- **Brief**: Tally the lines below that contain "structured". The number is the whole answer.

- **Data for processing**:
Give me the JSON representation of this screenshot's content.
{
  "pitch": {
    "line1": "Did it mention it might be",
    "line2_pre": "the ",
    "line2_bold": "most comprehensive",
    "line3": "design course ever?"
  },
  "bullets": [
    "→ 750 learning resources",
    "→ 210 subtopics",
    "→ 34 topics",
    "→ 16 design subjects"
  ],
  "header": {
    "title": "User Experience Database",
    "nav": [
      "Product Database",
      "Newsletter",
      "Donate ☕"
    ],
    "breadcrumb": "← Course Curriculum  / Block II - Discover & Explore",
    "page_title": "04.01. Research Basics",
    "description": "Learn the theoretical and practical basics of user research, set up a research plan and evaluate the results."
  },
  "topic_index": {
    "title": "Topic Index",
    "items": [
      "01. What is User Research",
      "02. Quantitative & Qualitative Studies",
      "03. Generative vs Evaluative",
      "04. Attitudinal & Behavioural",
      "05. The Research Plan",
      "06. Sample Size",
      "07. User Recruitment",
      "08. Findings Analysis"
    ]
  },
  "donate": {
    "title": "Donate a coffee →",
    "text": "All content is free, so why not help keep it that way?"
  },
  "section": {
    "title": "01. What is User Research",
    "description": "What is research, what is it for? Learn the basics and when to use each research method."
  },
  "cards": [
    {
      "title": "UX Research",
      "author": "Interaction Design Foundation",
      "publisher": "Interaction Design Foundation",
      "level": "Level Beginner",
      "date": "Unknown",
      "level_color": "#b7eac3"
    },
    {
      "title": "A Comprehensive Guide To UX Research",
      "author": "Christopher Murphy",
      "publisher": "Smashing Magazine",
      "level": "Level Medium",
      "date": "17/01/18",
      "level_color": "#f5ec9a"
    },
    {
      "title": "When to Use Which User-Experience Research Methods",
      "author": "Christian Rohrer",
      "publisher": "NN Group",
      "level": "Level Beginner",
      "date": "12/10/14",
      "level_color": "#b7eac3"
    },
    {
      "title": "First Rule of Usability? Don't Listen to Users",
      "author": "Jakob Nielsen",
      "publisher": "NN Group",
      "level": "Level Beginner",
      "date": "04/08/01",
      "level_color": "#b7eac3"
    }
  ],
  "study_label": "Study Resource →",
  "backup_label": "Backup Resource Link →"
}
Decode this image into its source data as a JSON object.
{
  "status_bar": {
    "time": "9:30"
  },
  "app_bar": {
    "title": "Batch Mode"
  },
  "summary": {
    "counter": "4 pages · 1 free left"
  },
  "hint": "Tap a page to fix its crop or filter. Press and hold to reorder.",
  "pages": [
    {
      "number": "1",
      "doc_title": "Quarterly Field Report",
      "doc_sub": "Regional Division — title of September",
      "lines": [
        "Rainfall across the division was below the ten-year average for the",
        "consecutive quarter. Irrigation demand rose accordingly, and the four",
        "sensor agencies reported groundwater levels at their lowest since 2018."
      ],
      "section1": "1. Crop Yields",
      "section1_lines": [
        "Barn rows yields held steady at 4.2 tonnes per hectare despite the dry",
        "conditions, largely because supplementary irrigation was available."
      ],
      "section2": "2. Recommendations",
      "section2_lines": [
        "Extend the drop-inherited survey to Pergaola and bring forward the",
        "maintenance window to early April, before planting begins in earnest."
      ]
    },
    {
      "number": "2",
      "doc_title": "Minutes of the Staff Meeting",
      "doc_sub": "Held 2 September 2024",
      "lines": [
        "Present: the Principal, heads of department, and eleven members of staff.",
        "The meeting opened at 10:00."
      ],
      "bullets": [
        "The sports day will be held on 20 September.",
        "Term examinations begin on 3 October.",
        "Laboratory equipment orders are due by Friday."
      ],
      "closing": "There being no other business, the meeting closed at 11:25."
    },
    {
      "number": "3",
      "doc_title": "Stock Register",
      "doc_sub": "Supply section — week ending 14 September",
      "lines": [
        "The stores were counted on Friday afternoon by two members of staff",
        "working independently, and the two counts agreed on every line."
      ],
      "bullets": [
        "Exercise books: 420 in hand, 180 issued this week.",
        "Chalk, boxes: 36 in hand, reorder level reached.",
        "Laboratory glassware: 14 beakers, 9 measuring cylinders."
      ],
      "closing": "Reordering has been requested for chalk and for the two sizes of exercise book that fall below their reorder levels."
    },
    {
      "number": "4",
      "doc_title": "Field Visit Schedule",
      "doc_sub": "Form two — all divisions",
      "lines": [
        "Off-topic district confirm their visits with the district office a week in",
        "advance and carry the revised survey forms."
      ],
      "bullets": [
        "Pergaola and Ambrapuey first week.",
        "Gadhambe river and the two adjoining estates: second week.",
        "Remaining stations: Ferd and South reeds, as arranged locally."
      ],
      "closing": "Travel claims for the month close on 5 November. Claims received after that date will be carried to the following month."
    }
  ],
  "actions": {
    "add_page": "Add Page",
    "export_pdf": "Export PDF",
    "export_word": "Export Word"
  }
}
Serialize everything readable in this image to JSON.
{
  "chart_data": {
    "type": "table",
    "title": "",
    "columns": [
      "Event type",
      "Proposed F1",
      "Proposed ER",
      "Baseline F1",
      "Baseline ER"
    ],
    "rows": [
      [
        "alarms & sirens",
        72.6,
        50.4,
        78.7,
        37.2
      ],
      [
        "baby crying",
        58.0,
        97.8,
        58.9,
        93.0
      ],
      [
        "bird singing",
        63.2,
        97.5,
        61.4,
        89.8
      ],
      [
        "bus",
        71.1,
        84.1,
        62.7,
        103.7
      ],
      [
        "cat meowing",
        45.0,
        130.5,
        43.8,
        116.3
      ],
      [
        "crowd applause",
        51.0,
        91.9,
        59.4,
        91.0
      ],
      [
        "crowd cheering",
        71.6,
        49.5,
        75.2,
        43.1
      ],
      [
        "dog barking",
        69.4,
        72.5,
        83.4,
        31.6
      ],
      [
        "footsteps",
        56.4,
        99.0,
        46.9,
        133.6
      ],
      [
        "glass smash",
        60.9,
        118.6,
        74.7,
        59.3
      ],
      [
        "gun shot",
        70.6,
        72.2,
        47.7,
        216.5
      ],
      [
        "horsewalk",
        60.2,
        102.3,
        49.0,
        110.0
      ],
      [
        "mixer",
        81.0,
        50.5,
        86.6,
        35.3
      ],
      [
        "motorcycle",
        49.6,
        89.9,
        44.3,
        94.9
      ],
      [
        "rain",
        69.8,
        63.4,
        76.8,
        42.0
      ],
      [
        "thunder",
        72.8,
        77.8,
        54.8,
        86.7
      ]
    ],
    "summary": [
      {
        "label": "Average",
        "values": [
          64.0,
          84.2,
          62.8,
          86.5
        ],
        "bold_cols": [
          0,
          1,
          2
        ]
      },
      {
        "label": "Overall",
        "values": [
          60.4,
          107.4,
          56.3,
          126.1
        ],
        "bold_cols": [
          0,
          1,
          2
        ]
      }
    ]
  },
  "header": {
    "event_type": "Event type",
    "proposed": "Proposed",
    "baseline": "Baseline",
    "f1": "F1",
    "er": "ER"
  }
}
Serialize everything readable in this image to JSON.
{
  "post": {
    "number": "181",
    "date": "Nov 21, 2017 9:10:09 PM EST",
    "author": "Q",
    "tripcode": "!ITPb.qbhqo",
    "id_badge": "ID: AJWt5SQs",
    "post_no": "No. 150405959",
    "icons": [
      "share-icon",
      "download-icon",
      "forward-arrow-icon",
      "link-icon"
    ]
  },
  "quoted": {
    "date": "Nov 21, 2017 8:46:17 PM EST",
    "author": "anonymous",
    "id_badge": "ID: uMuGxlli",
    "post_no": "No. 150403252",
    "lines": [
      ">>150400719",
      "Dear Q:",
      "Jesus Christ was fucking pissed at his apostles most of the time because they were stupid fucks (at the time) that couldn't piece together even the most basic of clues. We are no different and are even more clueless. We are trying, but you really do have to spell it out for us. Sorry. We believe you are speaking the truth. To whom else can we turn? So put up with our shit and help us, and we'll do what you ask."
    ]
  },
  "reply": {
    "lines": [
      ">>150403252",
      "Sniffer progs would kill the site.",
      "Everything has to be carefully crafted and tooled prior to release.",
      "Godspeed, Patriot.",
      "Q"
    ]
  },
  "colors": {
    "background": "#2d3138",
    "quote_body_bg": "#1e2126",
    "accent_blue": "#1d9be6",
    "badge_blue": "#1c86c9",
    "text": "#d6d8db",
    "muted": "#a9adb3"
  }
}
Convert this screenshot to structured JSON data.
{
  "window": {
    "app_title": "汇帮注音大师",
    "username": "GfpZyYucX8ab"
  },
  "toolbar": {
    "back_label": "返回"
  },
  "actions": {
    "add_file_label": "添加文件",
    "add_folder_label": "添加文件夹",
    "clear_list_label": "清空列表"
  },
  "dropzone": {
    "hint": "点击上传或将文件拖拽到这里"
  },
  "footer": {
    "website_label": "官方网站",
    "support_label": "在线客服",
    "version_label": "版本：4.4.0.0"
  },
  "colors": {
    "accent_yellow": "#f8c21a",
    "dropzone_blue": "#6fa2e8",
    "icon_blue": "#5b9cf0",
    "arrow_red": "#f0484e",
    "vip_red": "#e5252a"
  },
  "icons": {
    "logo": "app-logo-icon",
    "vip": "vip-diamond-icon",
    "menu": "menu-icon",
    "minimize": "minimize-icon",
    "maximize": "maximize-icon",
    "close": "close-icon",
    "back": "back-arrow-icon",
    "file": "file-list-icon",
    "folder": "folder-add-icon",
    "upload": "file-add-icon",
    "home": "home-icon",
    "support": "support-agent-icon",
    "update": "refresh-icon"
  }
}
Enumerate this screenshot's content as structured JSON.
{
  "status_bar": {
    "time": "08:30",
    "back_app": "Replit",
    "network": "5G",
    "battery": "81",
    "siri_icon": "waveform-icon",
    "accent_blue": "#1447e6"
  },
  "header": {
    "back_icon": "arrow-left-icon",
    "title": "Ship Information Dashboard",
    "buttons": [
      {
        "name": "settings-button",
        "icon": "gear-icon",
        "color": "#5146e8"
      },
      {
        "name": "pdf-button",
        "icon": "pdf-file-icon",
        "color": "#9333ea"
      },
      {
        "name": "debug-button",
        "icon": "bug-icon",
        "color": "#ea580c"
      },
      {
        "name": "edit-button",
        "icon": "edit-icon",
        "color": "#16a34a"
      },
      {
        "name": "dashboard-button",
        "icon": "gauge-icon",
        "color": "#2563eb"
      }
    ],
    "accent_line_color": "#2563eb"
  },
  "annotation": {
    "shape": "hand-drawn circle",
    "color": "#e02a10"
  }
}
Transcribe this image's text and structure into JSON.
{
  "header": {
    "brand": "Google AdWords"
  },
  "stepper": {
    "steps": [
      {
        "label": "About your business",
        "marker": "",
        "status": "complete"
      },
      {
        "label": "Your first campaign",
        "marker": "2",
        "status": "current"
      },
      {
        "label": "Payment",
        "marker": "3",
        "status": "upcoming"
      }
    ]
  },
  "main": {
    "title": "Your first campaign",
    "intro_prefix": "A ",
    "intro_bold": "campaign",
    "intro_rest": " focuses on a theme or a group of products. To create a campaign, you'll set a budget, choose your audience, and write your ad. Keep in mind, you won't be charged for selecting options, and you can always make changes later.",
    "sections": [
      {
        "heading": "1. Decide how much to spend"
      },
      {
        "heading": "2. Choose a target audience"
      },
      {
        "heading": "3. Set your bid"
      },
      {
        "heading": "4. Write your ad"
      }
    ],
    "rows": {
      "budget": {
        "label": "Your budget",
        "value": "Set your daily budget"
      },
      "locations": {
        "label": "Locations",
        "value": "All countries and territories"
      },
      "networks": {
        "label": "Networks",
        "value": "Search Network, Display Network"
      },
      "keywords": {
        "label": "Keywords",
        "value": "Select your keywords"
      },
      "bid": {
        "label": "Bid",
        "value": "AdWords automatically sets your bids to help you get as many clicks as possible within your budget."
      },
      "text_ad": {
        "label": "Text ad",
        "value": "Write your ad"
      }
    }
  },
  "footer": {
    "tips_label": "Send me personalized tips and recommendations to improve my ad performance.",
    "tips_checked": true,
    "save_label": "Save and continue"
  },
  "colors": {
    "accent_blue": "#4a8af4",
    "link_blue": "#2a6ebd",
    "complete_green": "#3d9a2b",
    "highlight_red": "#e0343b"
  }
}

- **Finished exercise**: 2